Restate the whole listing exactly.

++++++++

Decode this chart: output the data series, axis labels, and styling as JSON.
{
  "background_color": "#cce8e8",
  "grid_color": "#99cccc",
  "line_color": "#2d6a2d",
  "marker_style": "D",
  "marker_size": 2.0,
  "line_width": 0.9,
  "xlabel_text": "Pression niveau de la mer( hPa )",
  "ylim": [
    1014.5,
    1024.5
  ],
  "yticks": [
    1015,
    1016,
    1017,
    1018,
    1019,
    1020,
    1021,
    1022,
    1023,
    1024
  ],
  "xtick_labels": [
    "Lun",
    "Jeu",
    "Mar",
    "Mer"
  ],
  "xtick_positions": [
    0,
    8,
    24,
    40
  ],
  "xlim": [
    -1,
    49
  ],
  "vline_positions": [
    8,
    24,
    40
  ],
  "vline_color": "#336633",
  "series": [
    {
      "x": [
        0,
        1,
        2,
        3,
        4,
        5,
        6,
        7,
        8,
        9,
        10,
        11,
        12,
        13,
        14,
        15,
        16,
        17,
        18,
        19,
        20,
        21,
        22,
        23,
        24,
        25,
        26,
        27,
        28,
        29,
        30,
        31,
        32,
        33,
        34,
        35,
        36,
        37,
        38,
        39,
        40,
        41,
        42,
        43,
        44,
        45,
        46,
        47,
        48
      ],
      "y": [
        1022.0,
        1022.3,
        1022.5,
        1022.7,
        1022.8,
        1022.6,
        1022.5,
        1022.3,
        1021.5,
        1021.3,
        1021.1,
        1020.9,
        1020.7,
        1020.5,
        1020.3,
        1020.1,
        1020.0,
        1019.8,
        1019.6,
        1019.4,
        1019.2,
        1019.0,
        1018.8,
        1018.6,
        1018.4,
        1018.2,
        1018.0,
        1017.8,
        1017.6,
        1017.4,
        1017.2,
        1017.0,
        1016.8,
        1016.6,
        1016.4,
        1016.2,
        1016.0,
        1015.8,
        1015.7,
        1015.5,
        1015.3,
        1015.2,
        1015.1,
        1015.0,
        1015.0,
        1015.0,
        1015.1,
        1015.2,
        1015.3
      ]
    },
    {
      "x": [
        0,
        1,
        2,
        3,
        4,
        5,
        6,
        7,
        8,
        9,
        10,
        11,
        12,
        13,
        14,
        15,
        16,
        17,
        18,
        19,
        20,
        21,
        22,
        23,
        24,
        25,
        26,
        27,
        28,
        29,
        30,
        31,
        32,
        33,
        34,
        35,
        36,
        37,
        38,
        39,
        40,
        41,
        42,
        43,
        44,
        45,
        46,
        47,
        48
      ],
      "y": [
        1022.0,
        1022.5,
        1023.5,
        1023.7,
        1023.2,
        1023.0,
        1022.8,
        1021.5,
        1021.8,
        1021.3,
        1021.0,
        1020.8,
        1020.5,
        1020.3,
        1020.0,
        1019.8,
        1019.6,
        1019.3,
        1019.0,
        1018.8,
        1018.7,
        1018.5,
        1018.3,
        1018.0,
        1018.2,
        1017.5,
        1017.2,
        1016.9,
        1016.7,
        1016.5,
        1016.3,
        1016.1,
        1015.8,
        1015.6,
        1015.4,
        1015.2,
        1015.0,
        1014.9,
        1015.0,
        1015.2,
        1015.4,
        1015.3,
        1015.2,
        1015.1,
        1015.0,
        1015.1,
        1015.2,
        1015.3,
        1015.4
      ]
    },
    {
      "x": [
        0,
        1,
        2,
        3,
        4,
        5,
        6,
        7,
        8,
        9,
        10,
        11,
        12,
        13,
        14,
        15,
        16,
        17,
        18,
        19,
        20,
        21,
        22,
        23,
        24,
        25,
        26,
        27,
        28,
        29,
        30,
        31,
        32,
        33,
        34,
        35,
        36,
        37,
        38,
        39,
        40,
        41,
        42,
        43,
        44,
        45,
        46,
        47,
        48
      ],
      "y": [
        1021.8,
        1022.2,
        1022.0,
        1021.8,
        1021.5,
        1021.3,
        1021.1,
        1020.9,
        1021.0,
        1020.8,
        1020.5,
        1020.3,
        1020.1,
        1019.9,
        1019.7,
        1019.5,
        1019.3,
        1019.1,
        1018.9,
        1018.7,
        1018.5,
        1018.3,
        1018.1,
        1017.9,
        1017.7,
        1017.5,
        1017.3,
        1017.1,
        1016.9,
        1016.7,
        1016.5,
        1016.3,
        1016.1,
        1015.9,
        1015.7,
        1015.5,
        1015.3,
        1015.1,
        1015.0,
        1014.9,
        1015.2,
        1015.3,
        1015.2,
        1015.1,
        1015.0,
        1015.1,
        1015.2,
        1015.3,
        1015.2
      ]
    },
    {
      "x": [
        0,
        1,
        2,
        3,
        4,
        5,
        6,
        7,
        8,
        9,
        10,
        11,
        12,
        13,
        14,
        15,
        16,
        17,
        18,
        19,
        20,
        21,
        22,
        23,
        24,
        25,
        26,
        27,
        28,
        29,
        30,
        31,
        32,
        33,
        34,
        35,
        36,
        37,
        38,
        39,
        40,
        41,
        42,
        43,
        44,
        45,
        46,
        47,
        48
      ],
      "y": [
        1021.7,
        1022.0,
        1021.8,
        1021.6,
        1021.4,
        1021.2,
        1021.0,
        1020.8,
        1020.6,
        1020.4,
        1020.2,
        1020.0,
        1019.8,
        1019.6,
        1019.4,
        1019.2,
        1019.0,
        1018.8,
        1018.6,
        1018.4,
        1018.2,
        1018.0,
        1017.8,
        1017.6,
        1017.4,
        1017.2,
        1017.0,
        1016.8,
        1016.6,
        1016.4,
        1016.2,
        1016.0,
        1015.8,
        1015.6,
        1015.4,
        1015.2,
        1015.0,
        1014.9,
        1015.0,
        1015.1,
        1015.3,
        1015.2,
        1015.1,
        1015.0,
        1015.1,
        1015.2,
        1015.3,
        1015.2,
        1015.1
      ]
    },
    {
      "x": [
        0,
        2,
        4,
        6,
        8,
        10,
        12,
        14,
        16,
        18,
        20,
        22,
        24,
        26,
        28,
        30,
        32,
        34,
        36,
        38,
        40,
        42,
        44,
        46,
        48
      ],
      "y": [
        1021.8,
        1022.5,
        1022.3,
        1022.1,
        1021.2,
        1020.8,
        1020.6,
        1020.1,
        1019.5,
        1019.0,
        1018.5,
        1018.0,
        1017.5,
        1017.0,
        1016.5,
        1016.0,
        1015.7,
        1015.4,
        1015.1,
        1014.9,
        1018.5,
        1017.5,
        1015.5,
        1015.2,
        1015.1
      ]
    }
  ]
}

++++++++

■ **RESULT OF THE EXERCISE**
Decode this chart: output the data series, axis labels, and styling as JSON.
{
  "background_color": "#cce8e8",
  "grid_color": "#99cccc",
  "line_color": "#2d6a2d",
  "marker_style": "D",
  "marker_size": 2.0,
  "line_width": 0.9,
  "xlabel_text": "Pression niveau de la mer( hPa )",
  "ylim": [
    1014.5,
    1024.5
  ],
  "yticks": [
    1015,
    1016,
    1017,
    1018,
    1019,
    1020,
    1021,
    1022,
    1023,
    1024
  ],
  "xtick_labels": [
    "Lun",
    "Jeu",
    "Mar",
    "Mer"
  ],
  "xtick_positions": [
    0,
    8,
    24,
    40
  ],
  "xlim": [
    -1,
    49
  ],
  "vline_positions": [
    8,
    24,
    40
  ],
  "vline_color": "#336633",
  "series": [
    {
      "x": [
        0,
        1,
        2,
        3,
        4,
        5,
        6,
        7,
        8,
        9,
        10,
        11,
        12,
        13,
        14,
        15,
        16,
        17,
        18,
        19,
        20,
        21,
        22,
        23,
        24,
        25,
        26,
        27,
        28,
        29,
        30,
        31,
        32,
        33,
        34,
        35,
        36,
        37,
        38,
        39,
        40,
        41,
        42,
        43,
        44,
        45,
        46,
        47,
        48
      ],
      "y": [
        1022.0,
        1022.3,
        1022.5,
        1022.7,
        1022.8,
        1022.6,
        1022.5,
        1022.3,
        1021.5,
        1021.3,
        1021.1,
        1020.9,
        1020.7,
        1020.5,
        1020.3,
        1020.1,
        1020.0,
        1019.8,
        1019.6,
        1019.4,
        1019.2,
        1019.0,
        1018.8,
        1018.6,
        1018.4,
        1018.2,
        1018.0,
        1017.8,
        1017.6,
        1017.4,
        1017.2,
        1017.0,
        1016.8,
        1016.6,
        1016.4,
        1016.2,
        1016.0,
        1015.8,
        1015.7,
        1015.5,
        1015.3,
        1015.2,
        1015.1,
        1015.0,
        1015.0,
        1015.0,
        1015.1,
        1015.2,
        1015.3
      ]
    },
    {
      "x": [
        0,
        1,
        2,
        3,
        4,
        5,
        6,
        7,
        8,
        9,
        10,
        11,
        12,
        13,
        14,
        15,
        16,
        17,
        18,
        19,
        20,
        21,
        22,
        23,
        24,
        25,
        26,
        27,
        28,
        29,
        30,
        31,
        32,
        33,
        34,
        35,
        36,
        37,
        38,
        39,
        40,
        41,
        42,
        43,
        44,
        45,
        46,
        47,
        48
      ],
      "y": [
        1022.0,
        1022.5,
        1023.5,
        1023.7,
        1023.2,
        1023.0,
        1022.8,
        1021.5,
        1021.8,
        1021.3,
        1021.0,
        1020.8,
        1020.5,
        1020.3,
        1020.0,
        1019.8,
        1019.6,
        1019.3,
        1019.0,
        1018.8,
        1018.7,
        1018.5,
        1018.3,
        1018.0,
        1018.2,
        1017.5,
        1017.2,
        1016.9,
        1016.7,
        1016.5,
        1016.3,
        1016.1,
        1015.8,
        1015.6,
        1015.4,
        1015.2,
        1015.0,
        1014.9,
        1015.0,
        1015.2,
        1015.4,
        1015.3,
        1015.2,
        1015.1,
        1015.0,
        1015.1,
        1015.2,
        1015.3,
        1015.4
      ]
    },
    {
      "x": [
        0,
        1,
        2,
        3,
        4,
        5,
        6,
        7,
        8,
        9,
        10,
        11,
        12,
        13,
        14,
        15,
        16,
        17,
        18,
        19,
        20,
        21,
        22,
        23,
        24,
        25,
        26,
        27,
        28,
        29,
        30,
        31,
        32,
        33,
        34,
        35,
        36,
        37,
        38,
        39,
        40,
        41,
        42,
        43,
        44,
        45,
        46,
        47,
        48
      ],
      "y": [
        1021.8,
        1022.2,
        1022.0,
        1021.8,
        1021.5,
        1021.3,
        1021.1,
        1020.9,
        1021.0,
        1020.8,
        1020.5,
        1020.3,
        1020.1,
        1019.9,
        1019.7,
        1019.5,
        1019.3,
        1019.1,
        1018.9,
        1018.7,
        1018.5,
        1018.3,
        1018.1,
        1017.9,
        1017.7,
        1017.5,
        1017.3,
        1017.1,
        1016.9,
        1016.7,
        1016.5,
        1016.3,
        1016.1,
        1015.9,
        1015.7,
        1015.5,
        1015.3,
        1015.1,
        1015.0,
        1014.9,
        1015.2,
        1015.3,
        1015.2,
        1015.1,
        1015.0,
        1015.1,
        1015.2,
        1015.3,
        1015.2
      ]
    },
    {
      "x": [
        0,
        1,
        2,
        3,
        4,
        5,
        6,
        7,
        8,
        9,
        10,
        11,
        12,
        13,
        14,
        15,
        16,
        17,
        18,
        19,
        20,
        21,
        22,
        23,
        24,
        25,
        26,
        27,
        28,
        29,
        30,
        31,
        32,
        33,
        34,
        35,
        36,
        37,
        38,
        39,
        40,
        41,
        42,
        43,
        44,
        45,
        46,
        47,
        48
      ],
      "y": [
        1021.7,
        1022.0,
        1021.8,
        1021.6,
        1021.4,
        1021.2,
        1021.0,
        1020.8,
        1020.6,
        1020.4,
        1020.2,
        1020.0,
        1019.8,
        1019.6,
        1019.4,
        1019.2,
        1019.0,
        1018.8,
        1018.6,
        1018.4,
        1018.2,
        1018.0,
        1017.8,
        1017.6,
        1017.4,
        1017.2,
        1017.0,
        1016.8,
        1016.6,
        1016.4,
        1016.2,
        1016.0,
        1015.8,
        1015.6,
        1015.4,
        1015.2,
        1015.0,
        1014.9,
        1015.0,
        1015.1,
        1015.3,
        1015.2,
        1015.1,
        1015.0,
        1015.1,
        1015.2,
        1015.3,
        1015.2,
        1015.1
      ]
    },
    {
      "x": [
        0,
        2,
        4,
        6,
        8,
        10,
        12,
        14,
        16,
        18,
        20,
        22,
        24,
        26,
        28,
        30,
        32,
        34,
        36,
        38,
        40,
        42,
        44,
        46,
        48
      ],
      "y": [
        1021.8,
        1022.5,
        1022.3,
        1022.1,
        1021.2,
        1020.8,
        1020.6,
        1020.1,
        1019.5,
        1019.0,
        1018.5,
        1018.0,
        1017.5,
        1017.0,
        1016.5,
        1016.0,
        1015.7,
        1015.4,
        1015.1,
        1014.9,
        1018.5,
        1017.5,
        1015.5,
        1015.2,
        1015.1
      ]
    }
  ]
}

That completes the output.